## How to complete this task
In the data below, find every line with the word "immunization" and copy it out.

## Data
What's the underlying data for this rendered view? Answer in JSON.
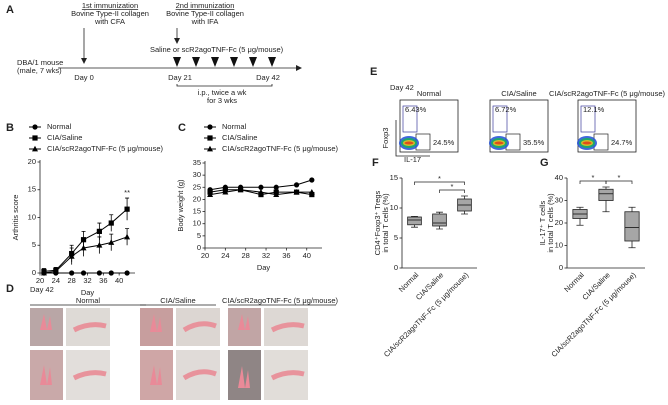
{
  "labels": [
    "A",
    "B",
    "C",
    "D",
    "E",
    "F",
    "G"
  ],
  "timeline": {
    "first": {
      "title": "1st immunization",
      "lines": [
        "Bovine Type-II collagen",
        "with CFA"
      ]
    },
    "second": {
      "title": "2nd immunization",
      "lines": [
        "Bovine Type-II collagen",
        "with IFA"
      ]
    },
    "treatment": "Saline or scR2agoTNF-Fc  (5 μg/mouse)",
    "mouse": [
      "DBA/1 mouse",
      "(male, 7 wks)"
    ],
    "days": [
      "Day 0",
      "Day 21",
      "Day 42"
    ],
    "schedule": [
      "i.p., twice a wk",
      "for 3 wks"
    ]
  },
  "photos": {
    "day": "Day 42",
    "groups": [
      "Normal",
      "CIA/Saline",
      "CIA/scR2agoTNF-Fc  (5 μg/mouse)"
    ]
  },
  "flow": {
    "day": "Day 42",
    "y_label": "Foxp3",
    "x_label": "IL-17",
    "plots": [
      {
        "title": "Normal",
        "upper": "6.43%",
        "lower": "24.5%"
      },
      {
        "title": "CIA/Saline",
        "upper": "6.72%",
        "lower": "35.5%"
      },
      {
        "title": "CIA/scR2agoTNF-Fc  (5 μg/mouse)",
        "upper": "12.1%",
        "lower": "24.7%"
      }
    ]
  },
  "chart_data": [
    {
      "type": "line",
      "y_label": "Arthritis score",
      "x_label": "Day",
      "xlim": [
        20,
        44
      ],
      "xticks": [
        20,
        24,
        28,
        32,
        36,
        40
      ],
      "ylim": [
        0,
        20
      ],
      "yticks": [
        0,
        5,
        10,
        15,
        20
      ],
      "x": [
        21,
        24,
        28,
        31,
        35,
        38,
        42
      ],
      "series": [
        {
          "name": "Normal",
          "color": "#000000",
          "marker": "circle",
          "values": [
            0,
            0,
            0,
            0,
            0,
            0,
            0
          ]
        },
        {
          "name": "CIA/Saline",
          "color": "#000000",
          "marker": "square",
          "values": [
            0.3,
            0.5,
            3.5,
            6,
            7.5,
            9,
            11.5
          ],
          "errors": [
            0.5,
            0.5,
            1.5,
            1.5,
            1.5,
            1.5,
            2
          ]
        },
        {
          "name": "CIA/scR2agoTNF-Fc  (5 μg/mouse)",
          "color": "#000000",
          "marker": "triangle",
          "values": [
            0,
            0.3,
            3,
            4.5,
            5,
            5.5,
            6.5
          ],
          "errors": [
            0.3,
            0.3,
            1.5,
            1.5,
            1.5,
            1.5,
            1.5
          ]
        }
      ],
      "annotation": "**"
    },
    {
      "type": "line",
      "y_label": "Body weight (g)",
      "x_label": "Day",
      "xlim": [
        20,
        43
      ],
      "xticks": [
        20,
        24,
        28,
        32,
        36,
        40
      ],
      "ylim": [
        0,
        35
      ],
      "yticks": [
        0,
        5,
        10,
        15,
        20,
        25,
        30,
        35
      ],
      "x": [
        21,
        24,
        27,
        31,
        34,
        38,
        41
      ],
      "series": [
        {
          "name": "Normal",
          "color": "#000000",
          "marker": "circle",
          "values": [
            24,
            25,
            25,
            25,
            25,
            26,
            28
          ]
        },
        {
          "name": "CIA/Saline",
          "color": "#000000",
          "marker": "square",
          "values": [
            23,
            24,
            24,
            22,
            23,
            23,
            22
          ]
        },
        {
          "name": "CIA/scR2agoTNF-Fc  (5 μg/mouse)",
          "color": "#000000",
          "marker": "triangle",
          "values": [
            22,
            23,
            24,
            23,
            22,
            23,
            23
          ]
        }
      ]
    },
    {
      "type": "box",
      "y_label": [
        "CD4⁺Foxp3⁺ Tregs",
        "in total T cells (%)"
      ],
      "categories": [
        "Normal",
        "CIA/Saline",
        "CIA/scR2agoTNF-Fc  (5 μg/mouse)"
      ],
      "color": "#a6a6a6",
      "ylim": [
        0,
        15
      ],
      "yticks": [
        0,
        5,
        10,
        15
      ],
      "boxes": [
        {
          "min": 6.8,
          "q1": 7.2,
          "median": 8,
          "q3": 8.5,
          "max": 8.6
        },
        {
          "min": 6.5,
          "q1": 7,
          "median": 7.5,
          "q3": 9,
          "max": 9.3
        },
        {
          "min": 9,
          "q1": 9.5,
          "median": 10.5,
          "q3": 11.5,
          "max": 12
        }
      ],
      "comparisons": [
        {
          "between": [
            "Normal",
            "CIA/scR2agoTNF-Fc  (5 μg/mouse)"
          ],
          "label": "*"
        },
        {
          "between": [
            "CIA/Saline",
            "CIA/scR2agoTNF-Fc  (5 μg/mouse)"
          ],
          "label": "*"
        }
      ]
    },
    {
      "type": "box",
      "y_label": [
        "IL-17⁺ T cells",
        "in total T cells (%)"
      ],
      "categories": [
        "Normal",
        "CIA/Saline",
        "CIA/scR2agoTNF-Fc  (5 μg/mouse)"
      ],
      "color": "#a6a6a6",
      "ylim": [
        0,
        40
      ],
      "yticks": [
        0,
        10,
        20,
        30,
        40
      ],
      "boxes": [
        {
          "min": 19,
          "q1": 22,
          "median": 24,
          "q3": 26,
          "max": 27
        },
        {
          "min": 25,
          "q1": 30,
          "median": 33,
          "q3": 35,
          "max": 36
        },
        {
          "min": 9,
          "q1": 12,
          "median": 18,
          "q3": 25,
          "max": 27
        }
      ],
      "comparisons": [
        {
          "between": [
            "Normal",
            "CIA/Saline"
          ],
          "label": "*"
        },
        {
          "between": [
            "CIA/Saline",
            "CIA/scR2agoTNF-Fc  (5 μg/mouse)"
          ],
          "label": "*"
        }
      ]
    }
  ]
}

## Output of the exercise
      "title": "1st immunization",
      "title": "2nd immunization",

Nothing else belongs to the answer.